>>>>
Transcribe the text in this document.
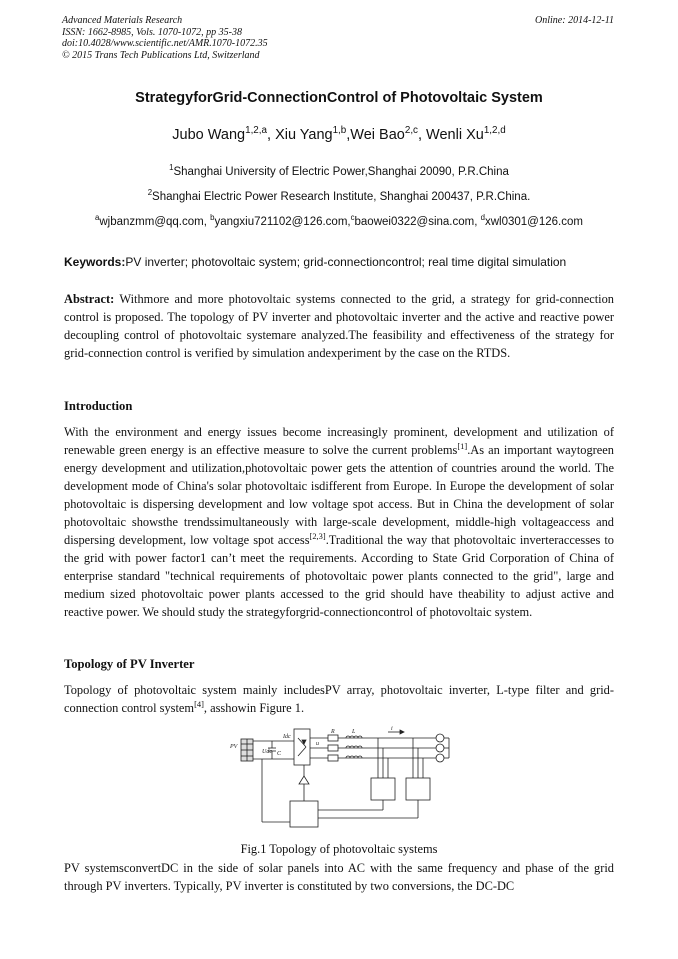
Advanced Materials Research
ISSN: 1662-8985, Vols. 1070-1072, pp 35-38
doi:10.4028/www.scientific.net/AMR.1070-1072.35
© 2015 Trans Tech Publications Ltd, Switzerland
Online: 2014-12-11
StrategyforGrid-ConnectionControl of Photovoltaic System
Jubo Wang$^{1,2,a}$, Xiu Yang$^{1,b}$,Wei Bao$^{2,c}$, Wenli Xu$^{1,2,d}$
$^1$Shanghai University of Electric Power,Shanghai 20090, P.R.China
$^2$Shanghai Electric Power Research Institute, Shanghai 200437, P.R.China.
$^a$wjbanzmm@qq.com, $^b$yangxiu721102@126.com,$^c$baowei0322@sina.com, $^d$xwl0301@126.com
Keywords:PV inverter; photovoltaic system; grid-connectioncontrol; real time digital simulation
Abstract: Withmore and more photovoltaic systems connected to the grid, a strategy for grid-connection control is proposed. The topology of PV inverter and photovoltaic inverter and the active and reactive power decoupling control of photovoltaic systemare analyzed.The feasibility and effectiveness of the strategy for grid-connection control is verified by simulation andexperiment by the case on the RTDS.
Introduction
With the environment and energy issues become increasingly prominent, development and utilization of renewable green energy is an effective measure to solve the current problems[1].As an important waytogreen energy development and utilization,photovoltaic power gets the attention of countries around the world. The development mode of China's solar photovoltaic isdifferent from Europe. In Europe the development of solar photovoltaic is dispersing development and low voltage spot access. But in China the development of solar photovoltaic showsthe trendssimultaneously with large-scale development, middle-high voltageaccess and dispersing development, low voltage spot access[2,3].Traditional the way that photovoltaic inverteraccesses to the grid with power factor1 can’t meet the requirements. According to State Grid Corporation of China of enterprise standard "technical requirements of photovoltaic power plants connected to the grid", large and medium sized photovoltaic power plants accessed to the grid should have theability to adjust active and reactive power. We should study the strategyforgrid-connectioncontrol of photovoltaic system.
Topology of PV Inverter
Topology of photovoltaic system mainly includesPV array, photovoltaic inverter, L-type filter and grid-connection control system[4], asshowin Figure 1.
PV
Udc C
Idc
R	L	i
u
Fig.1 Topology of photovoltaic systems
PV systemsconvertDC in the side of solar panels into AC with the same frequency and phase of the grid through PV inverters. Typically, PV inverter is constituted by two conversions, the DC-DC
<<<<
▸ YOUR TASK: Pull out every line of the records that includes the string "Research".

▸ EXERCISE SOLUTION:
Advanced Materials Research
$^2$Shanghai Electric Power Research Institute, Shanghai 200437, P.R.China.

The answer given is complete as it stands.